What to do
Find the word "ідеї" in the data. Return every line where it appears.

....................

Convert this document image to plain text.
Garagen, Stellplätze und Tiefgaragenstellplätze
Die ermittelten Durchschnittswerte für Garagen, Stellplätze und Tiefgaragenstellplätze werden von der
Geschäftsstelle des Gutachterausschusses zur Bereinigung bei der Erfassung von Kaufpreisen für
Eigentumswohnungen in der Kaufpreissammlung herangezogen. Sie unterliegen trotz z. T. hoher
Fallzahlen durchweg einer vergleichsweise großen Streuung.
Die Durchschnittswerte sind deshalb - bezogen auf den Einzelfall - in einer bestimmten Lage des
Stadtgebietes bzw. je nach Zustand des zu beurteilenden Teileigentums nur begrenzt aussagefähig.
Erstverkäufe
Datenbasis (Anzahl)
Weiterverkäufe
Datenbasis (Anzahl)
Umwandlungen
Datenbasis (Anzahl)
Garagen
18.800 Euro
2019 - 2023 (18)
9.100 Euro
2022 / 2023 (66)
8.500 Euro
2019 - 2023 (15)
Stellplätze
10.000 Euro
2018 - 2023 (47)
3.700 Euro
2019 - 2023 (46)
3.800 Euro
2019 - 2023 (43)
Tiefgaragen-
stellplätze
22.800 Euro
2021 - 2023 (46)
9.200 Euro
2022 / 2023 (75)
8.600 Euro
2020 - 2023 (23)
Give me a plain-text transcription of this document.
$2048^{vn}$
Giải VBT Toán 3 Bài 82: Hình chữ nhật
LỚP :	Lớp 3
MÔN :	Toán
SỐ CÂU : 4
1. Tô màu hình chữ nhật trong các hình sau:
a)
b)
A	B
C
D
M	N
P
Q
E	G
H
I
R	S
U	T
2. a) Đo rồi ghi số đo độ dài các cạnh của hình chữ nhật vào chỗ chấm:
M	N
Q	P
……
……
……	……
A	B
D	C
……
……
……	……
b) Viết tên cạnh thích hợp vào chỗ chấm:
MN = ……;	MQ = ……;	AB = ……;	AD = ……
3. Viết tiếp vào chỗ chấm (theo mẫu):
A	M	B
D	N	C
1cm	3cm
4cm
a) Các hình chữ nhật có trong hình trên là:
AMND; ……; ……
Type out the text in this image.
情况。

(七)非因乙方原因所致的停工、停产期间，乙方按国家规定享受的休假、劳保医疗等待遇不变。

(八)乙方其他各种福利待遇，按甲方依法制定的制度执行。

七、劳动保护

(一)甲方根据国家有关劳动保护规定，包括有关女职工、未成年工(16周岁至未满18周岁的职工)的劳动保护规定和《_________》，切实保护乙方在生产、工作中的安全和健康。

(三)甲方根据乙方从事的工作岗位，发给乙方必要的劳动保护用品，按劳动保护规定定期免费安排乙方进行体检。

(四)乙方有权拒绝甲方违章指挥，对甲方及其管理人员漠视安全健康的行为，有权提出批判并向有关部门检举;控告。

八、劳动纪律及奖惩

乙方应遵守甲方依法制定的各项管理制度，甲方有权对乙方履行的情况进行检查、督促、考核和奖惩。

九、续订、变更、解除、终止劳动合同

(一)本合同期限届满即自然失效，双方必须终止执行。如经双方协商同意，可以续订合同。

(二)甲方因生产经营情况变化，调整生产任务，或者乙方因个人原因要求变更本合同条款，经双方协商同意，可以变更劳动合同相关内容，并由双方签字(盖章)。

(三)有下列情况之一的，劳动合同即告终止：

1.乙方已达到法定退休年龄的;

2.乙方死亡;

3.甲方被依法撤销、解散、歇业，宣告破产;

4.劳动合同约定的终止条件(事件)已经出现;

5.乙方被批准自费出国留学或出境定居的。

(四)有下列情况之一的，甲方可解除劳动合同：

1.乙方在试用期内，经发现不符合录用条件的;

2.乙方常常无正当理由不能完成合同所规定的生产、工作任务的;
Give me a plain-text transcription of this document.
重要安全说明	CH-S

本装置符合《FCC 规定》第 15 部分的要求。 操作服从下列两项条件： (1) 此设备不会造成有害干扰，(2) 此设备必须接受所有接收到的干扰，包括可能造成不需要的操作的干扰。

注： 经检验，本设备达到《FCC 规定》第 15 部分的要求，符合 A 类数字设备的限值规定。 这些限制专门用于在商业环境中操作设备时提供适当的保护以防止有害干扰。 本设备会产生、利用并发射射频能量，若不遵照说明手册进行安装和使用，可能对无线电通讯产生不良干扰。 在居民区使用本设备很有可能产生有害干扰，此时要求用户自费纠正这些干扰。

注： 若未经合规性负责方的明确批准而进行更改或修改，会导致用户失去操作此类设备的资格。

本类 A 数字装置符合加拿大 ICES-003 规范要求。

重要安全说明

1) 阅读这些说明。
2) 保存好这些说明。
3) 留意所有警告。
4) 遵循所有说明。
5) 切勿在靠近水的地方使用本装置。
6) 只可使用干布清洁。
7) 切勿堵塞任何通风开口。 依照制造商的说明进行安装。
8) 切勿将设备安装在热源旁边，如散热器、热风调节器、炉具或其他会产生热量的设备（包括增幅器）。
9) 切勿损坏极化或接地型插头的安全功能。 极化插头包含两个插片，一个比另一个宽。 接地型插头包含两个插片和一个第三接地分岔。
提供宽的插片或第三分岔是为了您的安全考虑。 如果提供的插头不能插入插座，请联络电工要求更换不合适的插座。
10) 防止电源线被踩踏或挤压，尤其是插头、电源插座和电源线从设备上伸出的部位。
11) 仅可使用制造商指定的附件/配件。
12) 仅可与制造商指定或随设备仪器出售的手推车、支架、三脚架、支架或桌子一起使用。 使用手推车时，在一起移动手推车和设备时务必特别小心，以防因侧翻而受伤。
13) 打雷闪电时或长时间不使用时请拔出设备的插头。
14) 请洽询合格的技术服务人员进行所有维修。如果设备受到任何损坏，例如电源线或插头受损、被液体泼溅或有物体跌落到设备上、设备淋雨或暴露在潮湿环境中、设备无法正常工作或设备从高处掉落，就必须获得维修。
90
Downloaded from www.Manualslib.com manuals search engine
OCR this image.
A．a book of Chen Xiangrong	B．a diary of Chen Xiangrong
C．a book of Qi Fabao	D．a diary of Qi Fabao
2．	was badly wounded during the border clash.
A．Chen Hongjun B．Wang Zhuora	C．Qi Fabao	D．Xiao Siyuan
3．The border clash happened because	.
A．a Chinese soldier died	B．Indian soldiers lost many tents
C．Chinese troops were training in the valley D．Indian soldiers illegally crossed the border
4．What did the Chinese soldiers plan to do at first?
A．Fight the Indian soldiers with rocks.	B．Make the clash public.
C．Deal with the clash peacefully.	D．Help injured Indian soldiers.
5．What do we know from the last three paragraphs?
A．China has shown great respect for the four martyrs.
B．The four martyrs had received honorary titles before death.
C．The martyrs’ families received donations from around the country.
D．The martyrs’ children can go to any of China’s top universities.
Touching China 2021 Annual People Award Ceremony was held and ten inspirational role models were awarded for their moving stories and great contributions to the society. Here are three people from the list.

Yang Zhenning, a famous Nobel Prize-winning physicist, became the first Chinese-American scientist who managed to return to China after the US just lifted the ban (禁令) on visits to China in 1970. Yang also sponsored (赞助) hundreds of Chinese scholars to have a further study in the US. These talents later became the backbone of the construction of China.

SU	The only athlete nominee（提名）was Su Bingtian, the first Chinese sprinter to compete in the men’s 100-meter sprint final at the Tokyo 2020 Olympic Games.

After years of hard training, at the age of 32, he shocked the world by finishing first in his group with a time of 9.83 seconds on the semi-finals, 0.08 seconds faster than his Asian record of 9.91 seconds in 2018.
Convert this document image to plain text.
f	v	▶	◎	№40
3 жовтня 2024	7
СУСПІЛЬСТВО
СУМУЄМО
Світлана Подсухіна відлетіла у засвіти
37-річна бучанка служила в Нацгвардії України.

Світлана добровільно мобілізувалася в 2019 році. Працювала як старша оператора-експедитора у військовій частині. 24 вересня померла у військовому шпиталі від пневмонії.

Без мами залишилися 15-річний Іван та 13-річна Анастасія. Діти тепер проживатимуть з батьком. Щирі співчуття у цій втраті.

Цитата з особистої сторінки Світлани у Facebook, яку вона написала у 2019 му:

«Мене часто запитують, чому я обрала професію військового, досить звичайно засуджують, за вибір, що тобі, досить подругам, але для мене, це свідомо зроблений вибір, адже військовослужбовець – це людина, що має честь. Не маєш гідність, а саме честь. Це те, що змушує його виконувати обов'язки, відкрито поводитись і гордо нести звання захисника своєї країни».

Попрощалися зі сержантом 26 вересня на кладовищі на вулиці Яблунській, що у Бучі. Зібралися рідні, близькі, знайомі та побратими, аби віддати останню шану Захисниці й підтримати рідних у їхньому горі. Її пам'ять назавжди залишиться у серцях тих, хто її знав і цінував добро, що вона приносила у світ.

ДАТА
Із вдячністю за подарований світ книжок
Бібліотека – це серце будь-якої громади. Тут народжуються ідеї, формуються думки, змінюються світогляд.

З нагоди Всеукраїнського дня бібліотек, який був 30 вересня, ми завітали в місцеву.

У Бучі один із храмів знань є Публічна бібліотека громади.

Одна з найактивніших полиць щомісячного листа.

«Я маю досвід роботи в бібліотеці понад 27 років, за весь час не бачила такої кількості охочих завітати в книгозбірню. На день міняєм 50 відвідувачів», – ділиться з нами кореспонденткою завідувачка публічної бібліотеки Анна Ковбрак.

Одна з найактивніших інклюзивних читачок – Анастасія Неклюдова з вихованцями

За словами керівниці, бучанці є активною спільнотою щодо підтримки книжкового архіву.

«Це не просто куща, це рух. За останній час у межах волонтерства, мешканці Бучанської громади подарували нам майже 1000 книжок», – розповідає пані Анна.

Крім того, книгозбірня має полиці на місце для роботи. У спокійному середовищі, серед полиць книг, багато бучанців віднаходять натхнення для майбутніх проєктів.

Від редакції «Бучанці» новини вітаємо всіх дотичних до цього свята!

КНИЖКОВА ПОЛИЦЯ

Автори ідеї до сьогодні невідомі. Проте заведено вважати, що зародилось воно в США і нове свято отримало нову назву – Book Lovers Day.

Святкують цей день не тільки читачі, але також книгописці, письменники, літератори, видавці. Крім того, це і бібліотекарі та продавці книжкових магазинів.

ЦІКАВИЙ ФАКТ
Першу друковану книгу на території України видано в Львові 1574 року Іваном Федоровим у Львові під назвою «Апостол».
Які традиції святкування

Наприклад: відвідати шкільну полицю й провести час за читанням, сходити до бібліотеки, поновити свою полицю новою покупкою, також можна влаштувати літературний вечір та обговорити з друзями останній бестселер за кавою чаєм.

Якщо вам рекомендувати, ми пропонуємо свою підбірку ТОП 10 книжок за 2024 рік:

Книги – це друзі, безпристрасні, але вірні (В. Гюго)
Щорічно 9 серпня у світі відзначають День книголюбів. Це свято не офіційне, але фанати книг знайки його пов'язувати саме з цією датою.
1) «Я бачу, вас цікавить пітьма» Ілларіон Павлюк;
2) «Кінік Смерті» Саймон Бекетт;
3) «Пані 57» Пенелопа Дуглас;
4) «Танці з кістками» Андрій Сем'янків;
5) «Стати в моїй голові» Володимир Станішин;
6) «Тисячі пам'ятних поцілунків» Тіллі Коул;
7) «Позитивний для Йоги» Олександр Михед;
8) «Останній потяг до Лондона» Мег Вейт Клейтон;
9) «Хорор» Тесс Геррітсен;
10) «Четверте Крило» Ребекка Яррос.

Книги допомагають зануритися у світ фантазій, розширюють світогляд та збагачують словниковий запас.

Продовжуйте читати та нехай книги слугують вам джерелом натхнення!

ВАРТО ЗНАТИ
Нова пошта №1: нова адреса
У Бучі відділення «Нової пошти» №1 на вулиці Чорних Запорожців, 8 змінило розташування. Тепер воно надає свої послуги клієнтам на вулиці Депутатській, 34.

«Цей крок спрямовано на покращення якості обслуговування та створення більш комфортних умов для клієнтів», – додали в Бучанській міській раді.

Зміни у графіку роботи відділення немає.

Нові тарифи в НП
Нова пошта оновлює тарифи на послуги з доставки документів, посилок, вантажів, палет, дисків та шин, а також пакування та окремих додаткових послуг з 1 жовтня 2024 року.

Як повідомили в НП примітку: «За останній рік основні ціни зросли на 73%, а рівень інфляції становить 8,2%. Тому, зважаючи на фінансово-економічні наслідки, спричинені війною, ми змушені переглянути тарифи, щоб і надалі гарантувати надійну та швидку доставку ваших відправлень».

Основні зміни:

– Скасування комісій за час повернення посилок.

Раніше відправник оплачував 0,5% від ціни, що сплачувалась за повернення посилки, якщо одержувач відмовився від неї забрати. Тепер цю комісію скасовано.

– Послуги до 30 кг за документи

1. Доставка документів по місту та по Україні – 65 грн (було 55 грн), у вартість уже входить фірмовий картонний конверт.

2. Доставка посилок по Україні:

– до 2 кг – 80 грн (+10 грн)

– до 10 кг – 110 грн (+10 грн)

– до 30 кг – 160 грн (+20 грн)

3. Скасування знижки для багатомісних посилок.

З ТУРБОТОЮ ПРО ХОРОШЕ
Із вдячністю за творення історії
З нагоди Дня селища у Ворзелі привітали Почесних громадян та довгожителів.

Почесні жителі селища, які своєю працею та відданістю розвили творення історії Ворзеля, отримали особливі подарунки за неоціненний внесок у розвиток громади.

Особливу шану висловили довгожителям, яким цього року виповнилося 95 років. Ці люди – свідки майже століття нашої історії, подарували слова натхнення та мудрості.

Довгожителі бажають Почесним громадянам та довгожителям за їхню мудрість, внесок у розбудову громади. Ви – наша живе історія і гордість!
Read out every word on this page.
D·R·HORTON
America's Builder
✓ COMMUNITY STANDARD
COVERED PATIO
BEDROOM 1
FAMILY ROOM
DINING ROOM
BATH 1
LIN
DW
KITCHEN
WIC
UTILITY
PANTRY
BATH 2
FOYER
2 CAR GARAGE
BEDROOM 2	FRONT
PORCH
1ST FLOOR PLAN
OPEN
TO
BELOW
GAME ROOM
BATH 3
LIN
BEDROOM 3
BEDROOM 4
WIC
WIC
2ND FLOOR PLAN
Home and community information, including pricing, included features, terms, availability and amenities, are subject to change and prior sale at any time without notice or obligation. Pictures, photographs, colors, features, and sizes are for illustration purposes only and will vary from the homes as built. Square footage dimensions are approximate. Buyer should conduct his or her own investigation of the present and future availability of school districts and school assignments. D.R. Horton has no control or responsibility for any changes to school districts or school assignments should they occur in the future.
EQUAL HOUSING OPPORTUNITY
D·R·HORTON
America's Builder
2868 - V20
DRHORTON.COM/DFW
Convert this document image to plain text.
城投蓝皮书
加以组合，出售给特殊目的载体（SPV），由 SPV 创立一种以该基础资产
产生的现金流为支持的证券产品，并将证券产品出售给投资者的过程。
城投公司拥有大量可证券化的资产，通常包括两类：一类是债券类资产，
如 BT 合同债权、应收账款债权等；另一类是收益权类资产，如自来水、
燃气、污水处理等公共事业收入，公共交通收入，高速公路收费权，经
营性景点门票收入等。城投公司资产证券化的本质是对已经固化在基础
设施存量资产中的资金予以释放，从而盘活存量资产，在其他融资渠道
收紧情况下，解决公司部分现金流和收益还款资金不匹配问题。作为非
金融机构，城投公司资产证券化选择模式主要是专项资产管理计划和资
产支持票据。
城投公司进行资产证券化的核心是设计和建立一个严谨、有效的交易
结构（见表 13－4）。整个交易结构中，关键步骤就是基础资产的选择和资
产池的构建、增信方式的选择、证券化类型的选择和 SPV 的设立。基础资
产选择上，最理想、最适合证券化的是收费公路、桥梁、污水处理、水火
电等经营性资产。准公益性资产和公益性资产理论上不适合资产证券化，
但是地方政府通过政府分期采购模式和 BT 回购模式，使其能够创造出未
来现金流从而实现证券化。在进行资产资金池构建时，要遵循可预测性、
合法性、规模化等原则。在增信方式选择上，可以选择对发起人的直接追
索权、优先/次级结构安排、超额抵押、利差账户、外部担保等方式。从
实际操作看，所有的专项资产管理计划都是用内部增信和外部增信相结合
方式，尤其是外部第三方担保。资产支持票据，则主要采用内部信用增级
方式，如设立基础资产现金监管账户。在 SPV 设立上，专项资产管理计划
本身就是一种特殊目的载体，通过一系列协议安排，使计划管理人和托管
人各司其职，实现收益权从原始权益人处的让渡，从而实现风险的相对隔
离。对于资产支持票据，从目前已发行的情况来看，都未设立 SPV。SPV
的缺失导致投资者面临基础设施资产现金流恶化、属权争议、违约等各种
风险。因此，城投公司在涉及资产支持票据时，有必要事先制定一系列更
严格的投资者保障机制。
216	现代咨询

....................

Solution for this problem
Бібліотека – це серце будь-якої громади. Тут народжуються ідеї, формуються думки, змінюються світогляд.
Автори ідеї до сьогодні невідомі. Проте заведено вважати, що зародилось воно в США і нове свято отримало нову назву – Book Lovers Day.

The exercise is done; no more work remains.